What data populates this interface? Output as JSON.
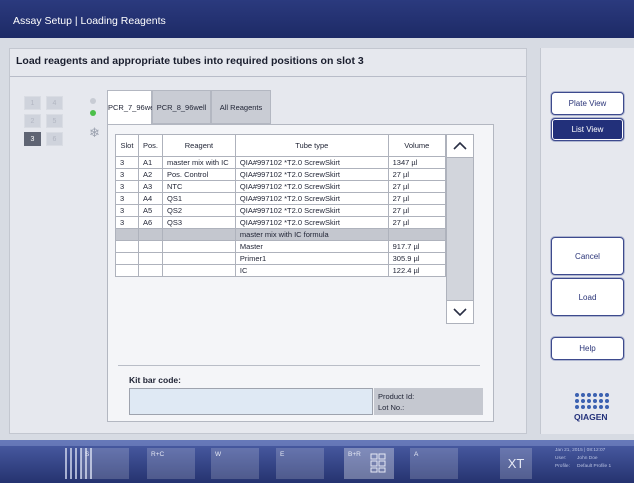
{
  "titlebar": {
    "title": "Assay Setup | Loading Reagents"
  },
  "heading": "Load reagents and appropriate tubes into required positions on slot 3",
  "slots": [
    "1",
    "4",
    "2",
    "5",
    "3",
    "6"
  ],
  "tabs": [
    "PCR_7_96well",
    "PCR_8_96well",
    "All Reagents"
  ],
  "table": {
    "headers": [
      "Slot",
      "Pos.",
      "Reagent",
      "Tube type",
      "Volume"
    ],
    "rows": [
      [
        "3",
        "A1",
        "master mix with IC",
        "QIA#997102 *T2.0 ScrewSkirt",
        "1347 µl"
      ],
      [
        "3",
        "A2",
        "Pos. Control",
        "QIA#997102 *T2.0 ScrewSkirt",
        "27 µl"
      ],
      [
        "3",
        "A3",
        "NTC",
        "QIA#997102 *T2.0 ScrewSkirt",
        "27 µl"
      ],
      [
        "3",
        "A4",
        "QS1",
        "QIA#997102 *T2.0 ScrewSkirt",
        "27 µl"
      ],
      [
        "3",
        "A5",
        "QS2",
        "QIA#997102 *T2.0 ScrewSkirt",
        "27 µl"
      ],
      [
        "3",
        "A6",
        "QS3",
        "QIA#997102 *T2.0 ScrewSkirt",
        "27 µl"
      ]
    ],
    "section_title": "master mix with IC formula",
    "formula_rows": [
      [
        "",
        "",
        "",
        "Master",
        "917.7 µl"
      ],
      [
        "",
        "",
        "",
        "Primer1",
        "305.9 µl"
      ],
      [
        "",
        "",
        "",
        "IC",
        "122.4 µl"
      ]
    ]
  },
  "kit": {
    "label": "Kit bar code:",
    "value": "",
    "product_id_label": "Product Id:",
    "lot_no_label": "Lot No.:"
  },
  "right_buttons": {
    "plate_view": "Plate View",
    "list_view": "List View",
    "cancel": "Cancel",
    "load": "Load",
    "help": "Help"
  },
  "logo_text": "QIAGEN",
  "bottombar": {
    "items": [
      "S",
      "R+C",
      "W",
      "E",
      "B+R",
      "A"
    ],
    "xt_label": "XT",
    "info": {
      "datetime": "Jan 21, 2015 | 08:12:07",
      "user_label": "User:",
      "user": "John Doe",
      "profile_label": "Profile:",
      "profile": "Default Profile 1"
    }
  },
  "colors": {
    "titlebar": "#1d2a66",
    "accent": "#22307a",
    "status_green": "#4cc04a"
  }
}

━━━

• _EXERCISE OBJECTIVE_: The whole of the data needs to be copied word for word, though not its pictures.

• _ANSWER AREA_:
What data populates this interface? Output as JSON.
{
  "titlebar": {
    "title": "Assay Setup | Loading Reagents"
  },
  "heading": "Load reagents and appropriate tubes into required positions on slot 3",
  "slots": [
    "1",
    "4",
    "2",
    "5",
    "3",
    "6"
  ],
  "tabs": [
    "PCR_7_96well",
    "PCR_8_96well",
    "All Reagents"
  ],
  "table": {
    "headers": [
      "Slot",
      "Pos.",
      "Reagent",
      "Tube type",
      "Volume"
    ],
    "rows": [
      [
        "3",
        "A1",
        "master mix with IC",
        "QIA#997102 *T2.0 ScrewSkirt",
        "1347 µl"
      ],
      [
        "3",
        "A2",
        "Pos. Control",
        "QIA#997102 *T2.0 ScrewSkirt",
        "27 µl"
      ],
      [
        "3",
        "A3",
        "NTC",
        "QIA#997102 *T2.0 ScrewSkirt",
        "27 µl"
      ],
      [
        "3",
        "A4",
        "QS1",
        "QIA#997102 *T2.0 ScrewSkirt",
        "27 µl"
      ],
      [
        "3",
        "A5",
        "QS2",
        "QIA#997102 *T2.0 ScrewSkirt",
        "27 µl"
      ],
      [
        "3",
        "A6",
        "QS3",
        "QIA#997102 *T2.0 ScrewSkirt",
        "27 µl"
      ]
    ],
    "section_title": "master mix with IC formula",
    "formula_rows": [
      [
        "",
        "",
        "",
        "Master",
        "917.7 µl"
      ],
      [
        "",
        "",
        "",
        "Primer1",
        "305.9 µl"
      ],
      [
        "",
        "",
        "",
        "IC",
        "122.4 µl"
      ]
    ]
  },
  "kit": {
    "label": "Kit bar code:",
    "value": "",
    "product_id_label": "Product Id:",
    "lot_no_label": "Lot No.:"
  },
  "right_buttons": {
    "plate_view": "Plate View",
    "list_view": "List View",
    "cancel": "Cancel",
    "load": "Load",
    "help": "Help"
  },
  "logo_text": "QIAGEN",
  "bottombar": {
    "items": [
      "S",
      "R+C",
      "W",
      "E",
      "B+R",
      "A"
    ],
    "xt_label": "XT",
    "info": {
      "datetime": "Jan 21, 2015 | 08:12:07",
      "user_label": "User:",
      "user": "John Doe",
      "profile_label": "Profile:",
      "profile": "Default Profile 1"
    }
  },
  "colors": {
    "titlebar": "#1d2a66",
    "accent": "#22307a",
    "status_green": "#4cc04a"
  }
}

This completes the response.